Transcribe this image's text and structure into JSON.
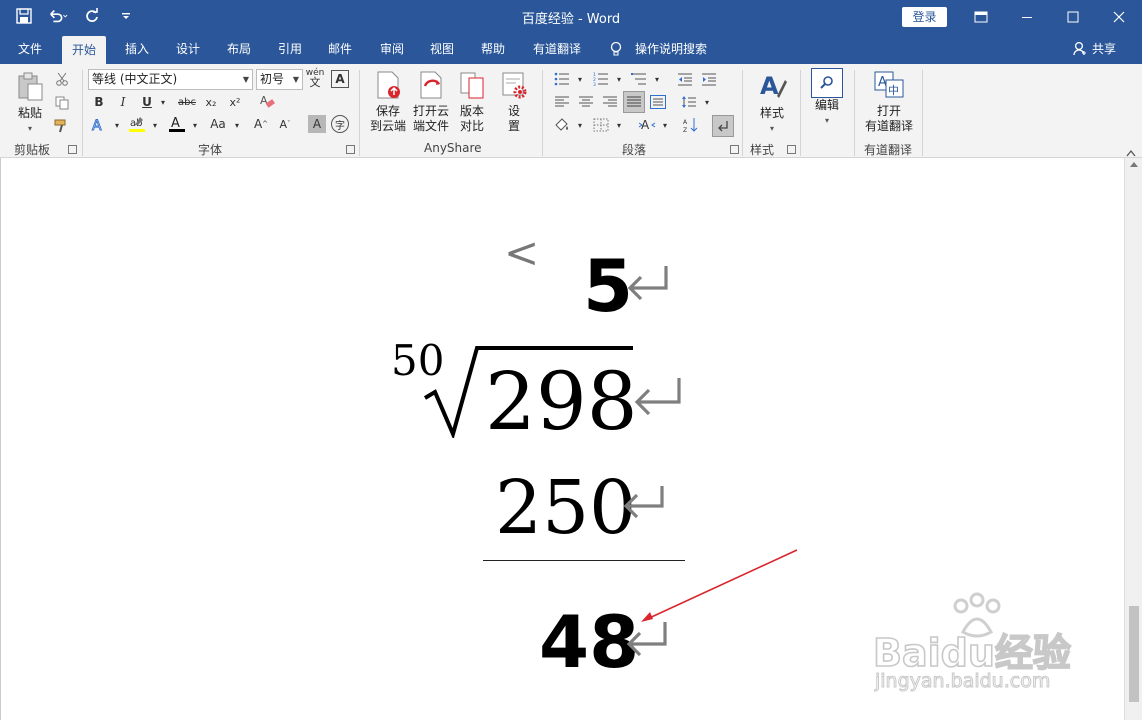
{
  "window": {
    "title": "百度经验  -  Word",
    "login": "登录"
  },
  "tabs": [
    "文件",
    "开始",
    "插入",
    "设计",
    "布局",
    "引用",
    "邮件",
    "审阅",
    "视图",
    "帮助",
    "有道翻译",
    "操作说明搜索"
  ],
  "share": "共享",
  "ribbon": {
    "clipboard": {
      "paste": "粘贴",
      "label": "剪贴板"
    },
    "font": {
      "name": "等线 (中文正文)",
      "size": "初号",
      "label": "字体",
      "phonetic_top": "wén",
      "phonetic_bottom": "文",
      "char_border": "A",
      "bold": "B",
      "italic": "I",
      "underline": "U",
      "strike": "abc",
      "sub": "x₂",
      "sup": "x²",
      "grow": "A",
      "shrink": "A",
      "case": "Aa",
      "shade": "A",
      "enclose": "字"
    },
    "anyshare": {
      "save_cloud": [
        "保存",
        "到云端"
      ],
      "open_cloud": [
        "打开云",
        "端文件"
      ],
      "compare": [
        "版本",
        "对比"
      ],
      "settings": [
        "设",
        "置"
      ],
      "label": "AnyShare"
    },
    "paragraph": {
      "label": "段落"
    },
    "styles": {
      "button": "样式",
      "label": "样式"
    },
    "editing": {
      "button": "编辑"
    },
    "youdao": {
      "button": [
        "打开",
        "有道翻译"
      ],
      "label": "有道翻译"
    }
  },
  "document": {
    "lines": [
      {
        "value": "5"
      },
      {
        "index": "50",
        "radicand": "298"
      },
      {
        "value": "250"
      },
      {
        "value": "48"
      }
    ],
    "paragraph_mark": "↵",
    "arrow_glyph": "<"
  },
  "watermark": {
    "brand": "Baidu经验",
    "url": "jingyan.baidu.com"
  },
  "colors": {
    "titlebar": "#2b579a",
    "ribbon": "#f3f3f3",
    "annotation_arrow": "#d9262c"
  }
}
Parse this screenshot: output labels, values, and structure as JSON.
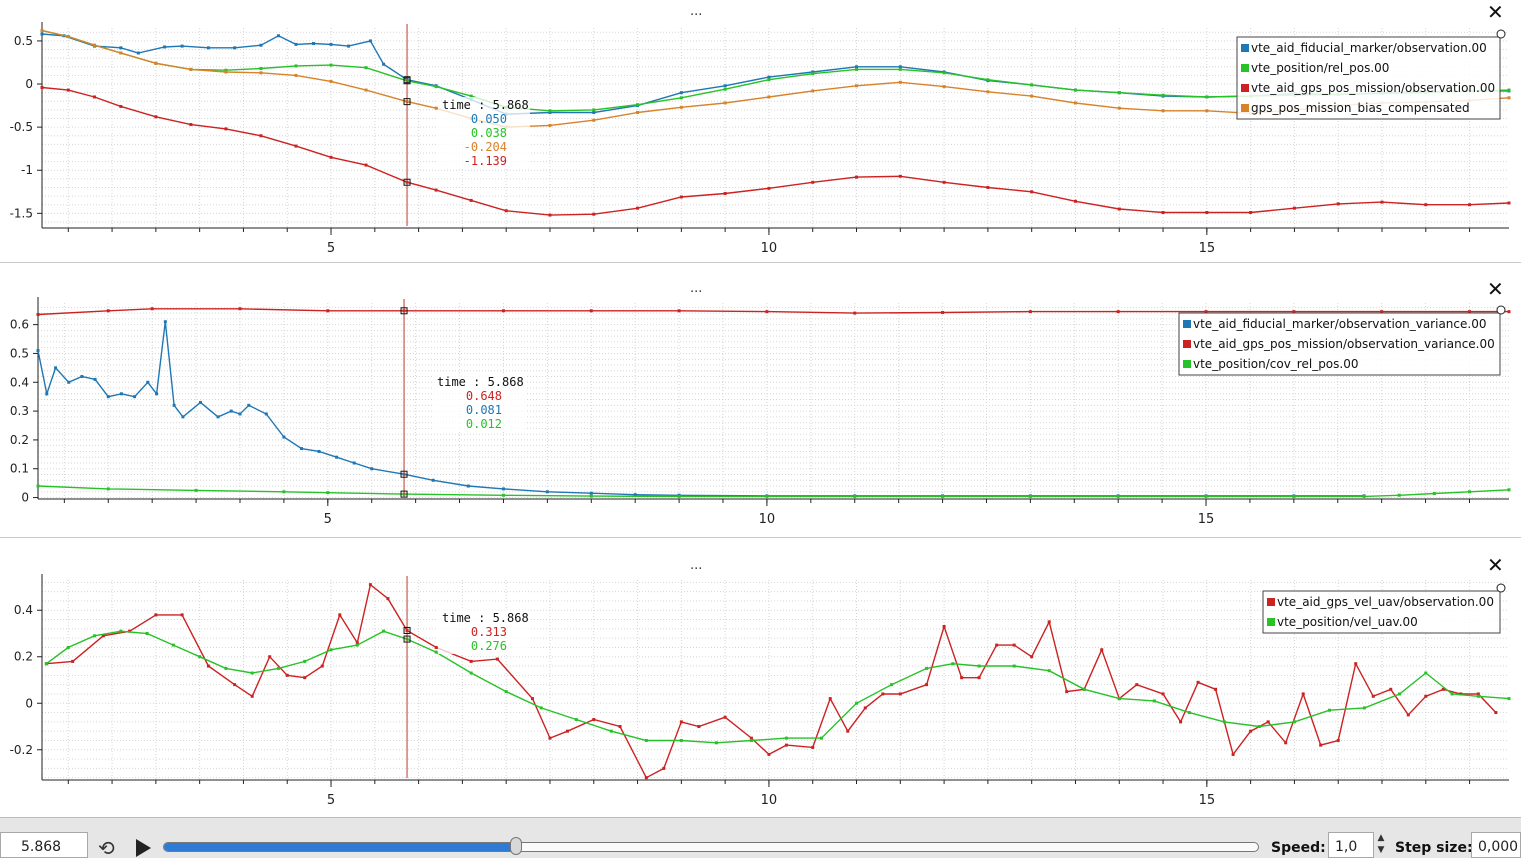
{
  "colors": {
    "blue": "#1f77b4",
    "green": "#27c227",
    "red": "#cc2222",
    "orange": "#d8822a"
  },
  "panels": [
    {
      "menu_label": "...",
      "close_label": "✕",
      "chart_data": {
        "type": "line",
        "xlim": [
          1.7,
          18.45
        ],
        "ylim": [
          -1.67,
          0.65
        ],
        "yticks": [
          0.5,
          0,
          -0.5,
          -1,
          -1.5
        ],
        "ytick_labels": [
          "0.5",
          "0",
          "-0.5",
          "-1",
          "-1.5"
        ],
        "xticks": [
          5,
          10,
          15
        ],
        "xtick_labels": [
          "5",
          "10",
          "15"
        ],
        "cursor_x": 5.868,
        "tracker": {
          "label": "time : 5.868",
          "values": [
            "0.050",
            "0.038",
            "-0.204",
            "-1.139"
          ]
        },
        "legend_position": "top-right",
        "series": [
          {
            "name": "vte_aid_fiducial_marker/observation.00",
            "color": "blue",
            "x": [
              1.7,
              1.95,
              2.3,
              2.6,
              2.8,
              3.1,
              3.3,
              3.6,
              3.9,
              4.2,
              4.4,
              4.6,
              4.8,
              5.0,
              5.2,
              5.45,
              5.6,
              5.868,
              6.2,
              6.6,
              7.0,
              7.5,
              8.0,
              8.5,
              9.0,
              9.5,
              10.0,
              10.5,
              11.0,
              11.5,
              12.0,
              12.5,
              13.0,
              13.5,
              14.0,
              14.5,
              15.0,
              15.5,
              16.0,
              16.5,
              17.0,
              17.5,
              18.0,
              18.45
            ],
            "y": [
              0.58,
              0.56,
              0.44,
              0.42,
              0.36,
              0.43,
              0.44,
              0.42,
              0.42,
              0.45,
              0.56,
              0.46,
              0.47,
              0.46,
              0.44,
              0.5,
              0.23,
              0.05,
              -0.02,
              -0.18,
              -0.35,
              -0.33,
              -0.33,
              -0.25,
              -0.1,
              -0.02,
              0.08,
              0.14,
              0.2,
              0.2,
              0.14,
              0.04,
              -0.01,
              -0.07,
              -0.1,
              -0.14,
              -0.15,
              -0.14,
              -0.11,
              -0.12,
              -0.1,
              -0.09,
              -0.08,
              -0.08
            ]
          },
          {
            "name": "vte_position/rel_pos.00",
            "color": "green",
            "x": [
              1.7,
              2.0,
              2.3,
              2.6,
              3.0,
              3.4,
              3.8,
              4.2,
              4.6,
              5.0,
              5.4,
              5.868,
              6.2,
              6.6,
              7.0,
              7.5,
              8.0,
              8.5,
              9.0,
              9.5,
              10.0,
              10.5,
              11.0,
              11.5,
              12.0,
              12.5,
              13.0,
              13.5,
              14.0,
              14.5,
              15.0,
              15.5,
              16.0,
              16.5,
              17.0,
              17.5,
              18.0,
              18.45
            ],
            "y": [
              0.62,
              0.55,
              0.45,
              0.36,
              0.24,
              0.17,
              0.16,
              0.18,
              0.21,
              0.22,
              0.19,
              0.038,
              -0.03,
              -0.14,
              -0.27,
              -0.31,
              -0.3,
              -0.24,
              -0.16,
              -0.06,
              0.05,
              0.12,
              0.17,
              0.17,
              0.13,
              0.05,
              -0.01,
              -0.07,
              -0.1,
              -0.13,
              -0.15,
              -0.14,
              -0.13,
              -0.12,
              -0.11,
              -0.1,
              -0.08,
              -0.07
            ]
          },
          {
            "name": "vte_aid_gps_pos_mission/observation.00",
            "color": "red",
            "x": [
              1.7,
              2.0,
              2.3,
              2.6,
              3.0,
              3.4,
              3.8,
              4.2,
              4.6,
              5.0,
              5.4,
              5.868,
              6.2,
              6.6,
              7.0,
              7.5,
              8.0,
              8.5,
              9.0,
              9.5,
              10.0,
              10.5,
              11.0,
              11.5,
              12.0,
              12.5,
              13.0,
              13.5,
              14.0,
              14.5,
              15.0,
              15.5,
              16.0,
              16.5,
              17.0,
              17.5,
              18.0,
              18.45
            ],
            "y": [
              -0.04,
              -0.07,
              -0.15,
              -0.26,
              -0.38,
              -0.47,
              -0.52,
              -0.6,
              -0.72,
              -0.85,
              -0.94,
              -1.139,
              -1.23,
              -1.35,
              -1.47,
              -1.52,
              -1.51,
              -1.44,
              -1.31,
              -1.27,
              -1.21,
              -1.14,
              -1.08,
              -1.07,
              -1.14,
              -1.2,
              -1.25,
              -1.36,
              -1.45,
              -1.49,
              -1.49,
              -1.49,
              -1.44,
              -1.39,
              -1.37,
              -1.4,
              -1.4,
              -1.38
            ]
          },
          {
            "name": "gps_pos_mission_bias_compensated",
            "color": "orange",
            "x": [
              1.7,
              2.0,
              2.3,
              2.6,
              3.0,
              3.4,
              3.8,
              4.2,
              4.6,
              5.0,
              5.4,
              5.868,
              6.2,
              6.6,
              7.0,
              7.5,
              8.0,
              8.5,
              9.0,
              9.5,
              10.0,
              10.5,
              11.0,
              11.5,
              12.0,
              12.5,
              13.0,
              13.5,
              14.0,
              14.5,
              15.0,
              15.5,
              16.0,
              16.5,
              17.0,
              17.5,
              18.0,
              18.45
            ],
            "y": [
              0.62,
              0.55,
              0.45,
              0.36,
              0.24,
              0.17,
              0.14,
              0.13,
              0.1,
              0.03,
              -0.07,
              -0.204,
              -0.28,
              -0.4,
              -0.5,
              -0.48,
              -0.42,
              -0.33,
              -0.27,
              -0.22,
              -0.15,
              -0.08,
              -0.02,
              0.02,
              -0.03,
              -0.09,
              -0.14,
              -0.22,
              -0.28,
              -0.31,
              -0.31,
              -0.34,
              -0.3,
              -0.25,
              -0.22,
              -0.21,
              -0.19,
              -0.16
            ]
          }
        ]
      }
    },
    {
      "menu_label": "...",
      "close_label": "✕",
      "chart_data": {
        "type": "line",
        "xlim": [
          1.7,
          18.45
        ],
        "ylim": [
          -0.005,
          0.675
        ],
        "yticks": [
          0.6,
          0.5,
          0.4,
          0.3,
          0.2,
          0.1,
          0
        ],
        "ytick_labels": [
          "0.6",
          "0.5",
          "0.4",
          "0.3",
          "0.2",
          "0.1",
          "0"
        ],
        "xticks": [
          5,
          10,
          15
        ],
        "xtick_labels": [
          "5",
          "10",
          "15"
        ],
        "cursor_x": 5.868,
        "tracker": {
          "label": "time : 5.868",
          "values": [
            "0.648",
            "0.081",
            "0.012"
          ]
        },
        "legend_position": "top-right",
        "series": [
          {
            "name": "vte_aid_fiducial_marker/observation_variance.00",
            "color": "blue",
            "x": [
              1.7,
              1.8,
              1.9,
              2.05,
              2.2,
              2.35,
              2.5,
              2.65,
              2.8,
              2.95,
              3.05,
              3.15,
              3.25,
              3.35,
              3.55,
              3.75,
              3.9,
              4.0,
              4.1,
              4.3,
              4.5,
              4.7,
              4.9,
              5.1,
              5.3,
              5.5,
              5.868,
              6.2,
              6.6,
              7.0,
              7.5,
              8.0,
              8.5,
              9.0,
              10.0,
              11.0,
              12.0,
              13.0,
              14.0,
              15.0,
              16.0,
              16.8
            ],
            "y": [
              0.51,
              0.36,
              0.45,
              0.4,
              0.42,
              0.41,
              0.35,
              0.36,
              0.35,
              0.4,
              0.36,
              0.61,
              0.32,
              0.28,
              0.33,
              0.28,
              0.3,
              0.29,
              0.32,
              0.29,
              0.21,
              0.17,
              0.16,
              0.14,
              0.12,
              0.1,
              0.081,
              0.06,
              0.04,
              0.03,
              0.02,
              0.015,
              0.01,
              0.008,
              0.006,
              0.006,
              0.006,
              0.006,
              0.006,
              0.006,
              0.006,
              0.006
            ]
          },
          {
            "name": "vte_aid_gps_pos_mission/observation_variance.00",
            "color": "red",
            "x": [
              1.7,
              2.5,
              3.0,
              4.0,
              5.0,
              5.868,
              7.0,
              8.0,
              9.0,
              10.0,
              11.0,
              12.0,
              13.0,
              14.0,
              15.0,
              16.0,
              17.0,
              18.0,
              18.45
            ],
            "y": [
              0.635,
              0.648,
              0.655,
              0.655,
              0.648,
              0.648,
              0.648,
              0.648,
              0.648,
              0.645,
              0.64,
              0.642,
              0.645,
              0.645,
              0.645,
              0.645,
              0.645,
              0.645,
              0.645
            ]
          },
          {
            "name": "vte_position/cov_rel_pos.00",
            "color": "green",
            "x": [
              1.7,
              2.5,
              3.5,
              4.5,
              5.0,
              5.868,
              7.0,
              8.0,
              9.0,
              10.0,
              11.0,
              12.0,
              13.0,
              14.0,
              15.0,
              16.0,
              16.8,
              17.2,
              17.6,
              18.0,
              18.45
            ],
            "y": [
              0.04,
              0.03,
              0.025,
              0.02,
              0.017,
              0.012,
              0.008,
              0.005,
              0.004,
              0.004,
              0.004,
              0.004,
              0.004,
              0.004,
              0.004,
              0.004,
              0.004,
              0.008,
              0.014,
              0.02,
              0.027
            ]
          }
        ]
      }
    },
    {
      "menu_label": "...",
      "close_label": "✕",
      "chart_data": {
        "type": "line",
        "xlim": [
          1.7,
          18.45
        ],
        "ylim": [
          -0.33,
          0.53
        ],
        "yticks": [
          0.4,
          0.2,
          0,
          -0.2
        ],
        "ytick_labels": [
          "0.4",
          "0.2",
          "0",
          "-0.2"
        ],
        "xticks": [
          5,
          10,
          15
        ],
        "xtick_labels": [
          "5",
          "10",
          "15"
        ],
        "cursor_x": 5.868,
        "tracker": {
          "label": "time : 5.868",
          "values": [
            "0.313",
            "0.276"
          ]
        },
        "legend_position": "top-right",
        "series": [
          {
            "name": "vte_aid_gps_vel_uav/observation.00",
            "color": "red",
            "x": [
              1.75,
              2.05,
              2.4,
              2.7,
              3.0,
              3.3,
              3.6,
              3.9,
              4.1,
              4.3,
              4.5,
              4.7,
              4.9,
              5.1,
              5.3,
              5.45,
              5.65,
              5.868,
              6.2,
              6.6,
              6.9,
              7.3,
              7.5,
              7.7,
              8.0,
              8.3,
              8.6,
              8.8,
              9.0,
              9.2,
              9.5,
              9.8,
              10.0,
              10.2,
              10.5,
              10.7,
              10.9,
              11.1,
              11.3,
              11.5,
              11.8,
              12.0,
              12.2,
              12.4,
              12.6,
              12.8,
              13.0,
              13.2,
              13.4,
              13.6,
              13.8,
              14.0,
              14.2,
              14.5,
              14.7,
              14.9,
              15.1,
              15.3,
              15.5,
              15.7,
              15.9,
              16.1,
              16.3,
              16.5,
              16.7,
              16.9,
              17.1,
              17.3,
              17.5,
              17.7,
              17.9,
              18.1,
              18.3
            ],
            "y": [
              0.17,
              0.18,
              0.29,
              0.31,
              0.38,
              0.38,
              0.16,
              0.08,
              0.03,
              0.2,
              0.12,
              0.11,
              0.16,
              0.38,
              0.26,
              0.51,
              0.45,
              0.313,
              0.24,
              0.18,
              0.19,
              0.02,
              -0.15,
              -0.12,
              -0.07,
              -0.1,
              -0.32,
              -0.28,
              -0.08,
              -0.1,
              -0.06,
              -0.15,
              -0.22,
              -0.18,
              -0.19,
              0.02,
              -0.12,
              -0.02,
              0.04,
              0.04,
              0.08,
              0.33,
              0.11,
              0.11,
              0.25,
              0.25,
              0.2,
              0.35,
              0.05,
              0.06,
              0.23,
              0.02,
              0.08,
              0.04,
              -0.08,
              0.09,
              0.06,
              -0.22,
              -0.12,
              -0.08,
              -0.17,
              0.04,
              -0.18,
              -0.16,
              0.17,
              0.03,
              0.06,
              -0.05,
              0.03,
              0.06,
              0.04,
              0.04,
              -0.04
            ]
          },
          {
            "name": "vte_position/vel_uav.00",
            "color": "green",
            "x": [
              1.75,
              2.0,
              2.3,
              2.6,
              2.9,
              3.2,
              3.5,
              3.8,
              4.1,
              4.4,
              4.7,
              5.0,
              5.3,
              5.6,
              5.868,
              6.2,
              6.6,
              7.0,
              7.4,
              7.8,
              8.2,
              8.6,
              9.0,
              9.4,
              9.8,
              10.2,
              10.6,
              11.0,
              11.4,
              11.8,
              12.1,
              12.4,
              12.8,
              13.2,
              13.6,
              14.0,
              14.4,
              14.8,
              15.2,
              15.6,
              16.0,
              16.4,
              16.8,
              17.2,
              17.5,
              17.8,
              18.1,
              18.45
            ],
            "y": [
              0.17,
              0.24,
              0.29,
              0.31,
              0.3,
              0.25,
              0.2,
              0.15,
              0.13,
              0.15,
              0.18,
              0.23,
              0.25,
              0.31,
              0.276,
              0.22,
              0.13,
              0.05,
              -0.02,
              -0.07,
              -0.12,
              -0.16,
              -0.16,
              -0.17,
              -0.16,
              -0.15,
              -0.15,
              0.0,
              0.08,
              0.15,
              0.17,
              0.16,
              0.16,
              0.14,
              0.06,
              0.02,
              0.01,
              -0.04,
              -0.08,
              -0.1,
              -0.08,
              -0.03,
              -0.02,
              0.04,
              0.13,
              0.04,
              0.03,
              0.02
            ]
          }
        ]
      }
    }
  ],
  "controls": {
    "time_value": "5.868",
    "loop_icon": "loop-icon",
    "play_icon": "play-icon",
    "progress_fraction": 0.322,
    "speed_label": "Speed:",
    "speed_value": "1,0",
    "step_label": "Step size:",
    "step_value": "0,000"
  }
}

::::::::

> **EXERCISE DETAILS**
From the entries above, copy every line containing the word "icon".

> **FINISHED ANSWER**
    "loop_icon": "loop-icon",
    "play_icon": "play-icon",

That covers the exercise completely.